**演習課題 1:** 以下の特許審判の抜粋の要点を、二文にまとめてください。
**演習課題 2:** 次の(a)～(c)が以下の特許審判の抜粋の記述と合っているかを、それぞれ「はい」か「いいえ」で答えてください。根拠となる箇所も抜粋からそのまま引用してください。(a) 優先権主張は米国での出願に基づいている。(b) 審尋に対して回答書は提出されなかった。(c) 補正前の請求項1では、チャンバを画成する構造体の厚さが5ミクロン以上とされている。
**演習課題 3:** 以下の特許審判の抜粋について、示されている最後の文の後から続きを書き継いでください。

**読解用抜粋:**
結論 本件審判の請求は、成り立たない。 
理由 第1.手続の経緯
本願は、2003年11月17日(パリ条約による優先権主張2002年11月23日、米国)を国際出願日とする出願であって、原審において平成20年4月4日に拒絶の理由が通知され、それに対して同年6月19日に手続補正がなされ、同年12月4日付けで拒絶査定がなされ、それに対して平成21年2月19日に拒絶査定不服審判の請求がなされるとともに、同日に手続補正がなされたものである。
その後、平成22年4月2日付けで審判請求人に前置報告書の内容を示し意見を求めるための審尋を行ったところ、同年6月9日に回答書が提出されたものである。

第2.平成21年2月19日の手続補正についての補正却下の決定

〔補正却下の決定の結論〕
平成21年2月19日の手続補正を却下する。

〔理由〕
1.本件補正の内容
平成21年2月19日の手続補正(以下「本件補正」という。)は、特許請求の範囲についての補正であって、そのうち特許請求の範囲の請求項1については、本件補正前(平成20年6月19日の手続補正後のもの)に、
「【請求項1】
泡形成液体が収容される複数のチャンバと、
前記複数のチャンバを画成する、厚さが5ミクロン未満である構造体と、
前記構造体に組み込まれた複数台のノズルであって、各ノズルが前記チャンバと一対一に対応する、当該複数台のノズルと、
各ノズルに対応し各チャンバ内に配置された少なくとも1台のヒーター素子と、
を備え、
各ヒーター素子が前記泡形成液体と熱接触するように設けられ、
各ヒーター素子が、前記泡形成液体内に気泡を形成し、これにより、当該ヒーター素子に対応する前記ノズルを通して前記泡形成液体の液滴を射出させるため、前記泡形成液体の少なくとも一部分を加熱するように構成され、
各チャンバ内の圧力は、約1気圧である
インクジェットプリントヘッド。」

**保存データ:**
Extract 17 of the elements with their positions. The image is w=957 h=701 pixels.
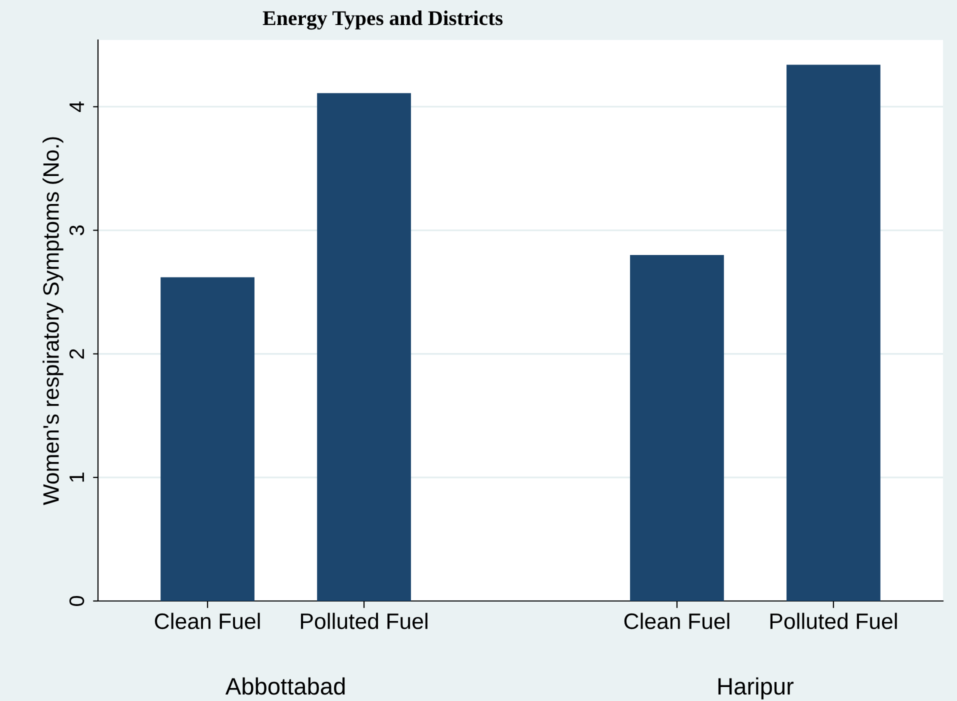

**課題の解答 1:** 本件審判の請求は成り立たないとされた。本願は2003年11月17日を国際出願日とし、拒絶査定を経て平成21年2月19日に拒絶査定不服審判が請求され、同日に手続補正がなされた。

**課題の解答 2:**
(a) はい。「パリ条約による優先権主張2002年11月23日、米国」
(b) いいえ。「同年6月9日に回答書が提出されたものである」
(c) いいえ。「厚さが5ミクロン未満である構造体」

**課題の解答 3:**
とあったものを、
「【請求項1】
泡形成液体が収容される複数のチャンバと、
前記複数のチャンバを画成する、厚さが5ミクロン未満である構造体と、
前記構造体に組み込まれた複数台のノズルであって、各ノズルが前記チャンバと一対一に対応する、当該複数台のノズルと、
各ノズルに対応し各チャンバ内に配置された少なくとも1台のヒーター素子と、
を備え、
各ヒーター素子が前記泡形成液体と熱接触するように設けられ、
各ヒーター素子が、前記泡形成液体内に気泡を形成し、これにより、当該ヒーター素子に対応する前記ノズルを通して前記泡形成液体の液滴を射出させるため、前記泡形成液体の少なくとも一部分を加熱するように構成され、
前記気泡を形成している途中の期間における各チャンバ内の過渡的な圧力は、約1気圧である
インクジェットプリントヘッド。」(下線は審決において付した。以下同じ。)と補正するものである。

2.補正の適否についての検討
本件補正前後で請求項数はいずれも36であり、記載ぶりからして補正前の請求項1?36が補正後の請求項1?36にそれぞれ対応することは明らかである。
本件補正により、補正前の請求項1に記載の「各チャンバ内の圧力は、約1気圧である」が、「前記気泡を形成している途中の期間における各チャンバ内の過渡的な圧力は、約1気圧である」と補正された。
ここで、出願当初の明細書、特許請求の範囲又は図面には、
「前記気泡を形成している途中の期間における各チャンバ内の過渡的な圧力は、約1気圧である」
点は、記載も示唆もされていない。
この点に関し、請求人は平成21年2月19日の審判請求書の「(3)補正の内容」において、
「審判請求人は、審判請求と同時に提出した手続補正書により、請求項1、14および27の記載を補正しました。これらの補正は何れも、各チャンバ内の圧力が約1気圧になる時期(段階)を明らかにするものであり、具体的には、請求項1、14では「前記気泡を形成している途中の期間における各チャンバ内の過渡的な圧力は、約1気圧である」と補正し、請求項27では「前記気泡を発生させている途中の期間における各チャンバ内の過渡的な圧力を、約1気圧にする」と補正しました。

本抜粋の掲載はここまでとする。